• **AIM**: Below you will find a set of lines. Repeat them all exactly.

• **MATERIAL PROVIDED**:
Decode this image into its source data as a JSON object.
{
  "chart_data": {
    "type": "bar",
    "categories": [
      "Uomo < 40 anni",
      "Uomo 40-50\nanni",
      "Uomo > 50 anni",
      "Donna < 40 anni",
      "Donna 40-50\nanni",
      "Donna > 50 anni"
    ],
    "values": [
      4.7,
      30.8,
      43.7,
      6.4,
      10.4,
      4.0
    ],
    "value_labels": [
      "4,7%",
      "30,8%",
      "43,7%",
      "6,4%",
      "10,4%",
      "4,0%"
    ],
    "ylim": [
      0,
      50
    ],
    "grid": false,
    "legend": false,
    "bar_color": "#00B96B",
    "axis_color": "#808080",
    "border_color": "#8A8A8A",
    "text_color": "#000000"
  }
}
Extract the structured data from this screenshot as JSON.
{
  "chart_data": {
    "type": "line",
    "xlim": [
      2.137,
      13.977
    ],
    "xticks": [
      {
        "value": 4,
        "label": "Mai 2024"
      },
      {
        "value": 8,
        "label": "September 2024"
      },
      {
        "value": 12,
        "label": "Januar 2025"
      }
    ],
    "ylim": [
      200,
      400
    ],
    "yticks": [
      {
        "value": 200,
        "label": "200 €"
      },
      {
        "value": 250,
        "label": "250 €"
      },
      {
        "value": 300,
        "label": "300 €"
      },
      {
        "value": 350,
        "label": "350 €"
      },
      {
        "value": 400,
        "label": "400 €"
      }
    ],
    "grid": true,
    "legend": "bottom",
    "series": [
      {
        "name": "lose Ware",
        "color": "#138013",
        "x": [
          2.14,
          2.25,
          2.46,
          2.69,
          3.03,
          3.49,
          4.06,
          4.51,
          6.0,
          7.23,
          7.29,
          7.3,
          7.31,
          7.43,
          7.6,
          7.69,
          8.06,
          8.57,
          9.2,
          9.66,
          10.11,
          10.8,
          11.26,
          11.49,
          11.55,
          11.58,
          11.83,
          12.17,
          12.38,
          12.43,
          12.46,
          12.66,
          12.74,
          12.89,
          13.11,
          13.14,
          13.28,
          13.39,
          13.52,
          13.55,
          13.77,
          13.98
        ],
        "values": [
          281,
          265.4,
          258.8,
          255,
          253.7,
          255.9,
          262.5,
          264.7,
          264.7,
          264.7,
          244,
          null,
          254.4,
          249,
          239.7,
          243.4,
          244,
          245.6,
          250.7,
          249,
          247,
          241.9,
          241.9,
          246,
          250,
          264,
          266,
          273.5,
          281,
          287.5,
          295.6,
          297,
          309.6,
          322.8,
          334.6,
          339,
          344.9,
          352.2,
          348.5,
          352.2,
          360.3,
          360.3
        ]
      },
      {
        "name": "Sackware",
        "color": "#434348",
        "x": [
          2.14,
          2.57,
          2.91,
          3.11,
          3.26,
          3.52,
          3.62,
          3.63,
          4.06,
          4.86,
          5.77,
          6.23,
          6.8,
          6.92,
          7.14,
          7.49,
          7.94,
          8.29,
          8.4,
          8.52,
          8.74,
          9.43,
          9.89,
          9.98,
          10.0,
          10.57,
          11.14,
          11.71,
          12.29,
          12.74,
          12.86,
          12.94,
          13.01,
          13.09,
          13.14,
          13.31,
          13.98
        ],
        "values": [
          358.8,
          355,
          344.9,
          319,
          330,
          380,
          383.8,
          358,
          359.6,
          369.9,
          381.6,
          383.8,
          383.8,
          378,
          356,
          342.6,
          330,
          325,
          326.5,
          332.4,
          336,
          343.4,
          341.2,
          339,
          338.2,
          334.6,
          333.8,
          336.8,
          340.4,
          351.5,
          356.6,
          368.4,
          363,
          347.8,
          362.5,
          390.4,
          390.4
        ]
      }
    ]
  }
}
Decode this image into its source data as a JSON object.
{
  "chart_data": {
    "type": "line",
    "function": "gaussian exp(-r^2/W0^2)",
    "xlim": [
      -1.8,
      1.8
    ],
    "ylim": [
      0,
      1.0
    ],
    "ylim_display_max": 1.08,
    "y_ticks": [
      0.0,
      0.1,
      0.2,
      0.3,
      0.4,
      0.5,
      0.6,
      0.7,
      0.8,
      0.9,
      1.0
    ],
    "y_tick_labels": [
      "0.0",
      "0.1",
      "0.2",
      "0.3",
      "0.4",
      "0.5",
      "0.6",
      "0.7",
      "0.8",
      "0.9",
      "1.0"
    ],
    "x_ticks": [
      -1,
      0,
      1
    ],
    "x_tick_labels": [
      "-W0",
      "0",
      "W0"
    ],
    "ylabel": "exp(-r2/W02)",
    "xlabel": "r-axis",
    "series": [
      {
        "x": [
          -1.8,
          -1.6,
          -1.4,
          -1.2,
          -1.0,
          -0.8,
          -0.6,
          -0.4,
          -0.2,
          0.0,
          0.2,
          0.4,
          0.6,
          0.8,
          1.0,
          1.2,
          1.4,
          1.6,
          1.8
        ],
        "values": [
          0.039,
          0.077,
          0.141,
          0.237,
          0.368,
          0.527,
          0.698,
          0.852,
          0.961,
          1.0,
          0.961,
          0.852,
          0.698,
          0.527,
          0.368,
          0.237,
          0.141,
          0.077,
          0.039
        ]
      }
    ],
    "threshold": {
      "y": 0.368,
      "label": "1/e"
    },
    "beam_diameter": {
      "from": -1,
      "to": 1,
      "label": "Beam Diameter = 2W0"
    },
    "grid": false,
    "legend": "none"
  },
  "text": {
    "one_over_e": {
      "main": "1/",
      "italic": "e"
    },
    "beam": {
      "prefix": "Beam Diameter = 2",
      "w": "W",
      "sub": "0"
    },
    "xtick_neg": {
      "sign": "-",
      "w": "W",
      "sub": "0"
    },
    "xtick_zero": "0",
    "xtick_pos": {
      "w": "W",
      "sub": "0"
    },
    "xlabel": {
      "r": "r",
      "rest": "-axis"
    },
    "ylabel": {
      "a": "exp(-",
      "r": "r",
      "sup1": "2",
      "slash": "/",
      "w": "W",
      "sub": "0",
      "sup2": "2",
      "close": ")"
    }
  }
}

• **EXERCISE OUTPUT**:
Decode this image into its source data as a JSON object.
{
  "chart_data": {
    "type": "bar",
    "categories": [
      "Uomo < 40 anni",
      "Uomo 40-50\nanni",
      "Uomo > 50 anni",
      "Donna < 40 anni",
      "Donna 40-50\nanni",
      "Donna > 50 anni"
    ],
    "values": [
      4.7,
      30.8,
      43.7,
      6.4,
      10.4,
      4.0
    ],
    "value_labels": [
      "4,7%",
      "30,8%",
      "43,7%",
      "6,4%",
      "10,4%",
      "4,0%"
    ],
    "ylim": [
      0,
      50
    ],
    "grid": false,
    "legend": false,
    "bar_color": "#00B96B",
    "axis_color": "#808080",
    "border_color": "#8A8A8A",
    "text_color": "#000000"
  }
}
Extract the structured data from this screenshot as JSON.
{
  "chart_data": {
    "type": "line",
    "xlim": [
      2.137,
      13.977
    ],
    "xticks": [
      {
        "value": 4,
        "label": "Mai 2024"
      },
      {
        "value": 8,
        "label": "September 2024"
      },
      {
        "value": 12,
        "label": "Januar 2025"
      }
    ],
    "ylim": [
      200,
      400
    ],
    "yticks": [
      {
        "value": 200,
        "label": "200 €"
      },
      {
        "value": 250,
        "label": "250 €"
      },
      {
        "value": 300,
        "label": "300 €"
      },
      {
        "value": 350,
        "label": "350 €"
      },
      {
        "value": 400,
        "label": "400 €"
      }
    ],
    "grid": true,
    "legend": "bottom",
    "series": [
      {
        "name": "lose Ware",
        "color": "#138013",
        "x": [
          2.14,
          2.25,
          2.46,
          2.69,
          3.03,
          3.49,
          4.06,
          4.51,
          6.0,
          7.23,
          7.29,
          7.3,
          7.31,
          7.43,
          7.6,
          7.69,
          8.06,
          8.57,
          9.2,
          9.66,
          10.11,
          10.8,
          11.26,
          11.49,
          11.55,
          11.58,
          11.83,
          12.17,
          12.38,
          12.43,
          12.46,
          12.66,
          12.74,
          12.89,
          13.11,
          13.14,
          13.28,
          13.39,
          13.52,
          13.55,
          13.77,
          13.98
        ],
        "values": [
          281,
          265.4,
          258.8,
          255,
          253.7,
          255.9,
          262.5,
          264.7,
          264.7,
          264.7,
          244,
          null,
          254.4,
          249,
          239.7,
          243.4,
          244,
          245.6,
          250.7,
          249,
          247,
          241.9,
          241.9,
          246,
          250,
          264,
          266,
          273.5,
          281,
          287.5,
          295.6,
          297,
          309.6,
          322.8,
          334.6,
          339,
          344.9,
          352.2,
          348.5,
          352.2,
          360.3,
          360.3
        ]
      },
      {
        "name": "Sackware",
        "color": "#434348",
        "x": [
          2.14,
          2.57,
          2.91,
          3.11,
          3.26,
          3.52,
          3.62,
          3.63,
          4.06,
          4.86,
          5.77,
          6.23,
          6.8,
          6.92,
          7.14,
          7.49,
          7.94,
          8.29,
          8.4,
          8.52,
          8.74,
          9.43,
          9.89,
          9.98,
          10.0,
          10.57,
          11.14,
          11.71,
          12.29,
          12.74,
          12.86,
          12.94,
          13.01,
          13.09,
          13.14,
          13.31,
          13.98
        ],
        "values": [
          358.8,
          355,
          344.9,
          319,
          330,
          380,
          383.8,
          358,
          359.6,
          369.9,
          381.6,
          383.8,
          383.8,
          378,
          356,
          342.6,
          330,
          325,
          326.5,
          332.4,
          336,
          343.4,
          341.2,
          339,
          338.2,
          334.6,
          333.8,
          336.8,
          340.4,
          351.5,
          356.6,
          368.4,
          363,
          347.8,
          362.5,
          390.4,
          390.4
        ]
      }
    ]
  }
}
Decode this image into its source data as a JSON object.
{
  "chart_data": {
    "type": "line",
    "function": "gaussian exp(-r^2/W0^2)",
    "xlim": [
      -1.8,
      1.8
    ],
    "ylim": [
      0,
      1.0
    ],
    "ylim_display_max": 1.08,
    "y_ticks": [
      0.0,
      0.1,
      0.2,
      0.3,
      0.4,
      0.5,
      0.6,
      0.7,
      0.8,
      0.9,
      1.0
    ],
    "y_tick_labels": [
      "0.0",
      "0.1",
      "0.2",
      "0.3",
      "0.4",
      "0.5",
      "0.6",
      "0.7",
      "0.8",
      "0.9",
      "1.0"
    ],
    "x_ticks": [
      -1,
      0,
      1
    ],
    "x_tick_labels": [
      "-W0",
      "0",
      "W0"
    ],
    "ylabel": "exp(-r2/W02)",
    "xlabel": "r-axis",
    "series": [
      {
        "x": [
          -1.8,
          -1.6,
          -1.4,
          -1.2,
          -1.0,
          -0.8,
          -0.6,
          -0.4,
          -0.2,
          0.0,
          0.2,
          0.4,
          0.6,
          0.8,
          1.0,
          1.2,
          1.4,
          1.6,
          1.8
        ],
        "values": [
          0.039,
          0.077,
          0.141,
          0.237,
          0.368,
          0.527,
          0.698,
          0.852,
          0.961,
          1.0,
          0.961,
          0.852,
          0.698,
          0.527,
          0.368,
          0.237,
          0.141,
          0.077,
          0.039
        ]
      }
    ],
    "threshold": {
      "y": 0.368,
      "label": "1/e"
    },
    "beam_diameter": {
      "from": -1,
      "to": 1,
      "label": "Beam Diameter = 2W0"
    },
    "grid": false,
    "legend": "none"
  },
  "text": {
    "one_over_e": {
      "main": "1/",
      "italic": "e"
    },
    "beam": {
      "prefix": "Beam Diameter = 2",
      "w": "W",
      "sub": "0"
    },
    "xtick_neg": {
      "sign": "-",
      "w": "W",
      "sub": "0"
    },
    "xtick_zero": "0",
    "xtick_pos": {
      "w": "W",
      "sub": "0"
    },
    "xlabel": {
      "r": "r",
      "rest": "-axis"
    },
    "ylabel": {
      "a": "exp(-",
      "r": "r",
      "sup1": "2",
      "slash": "/",
      "w": "W",
      "sub": "0",
      "sup2": "2",
      "close": ")"
    }
  }
}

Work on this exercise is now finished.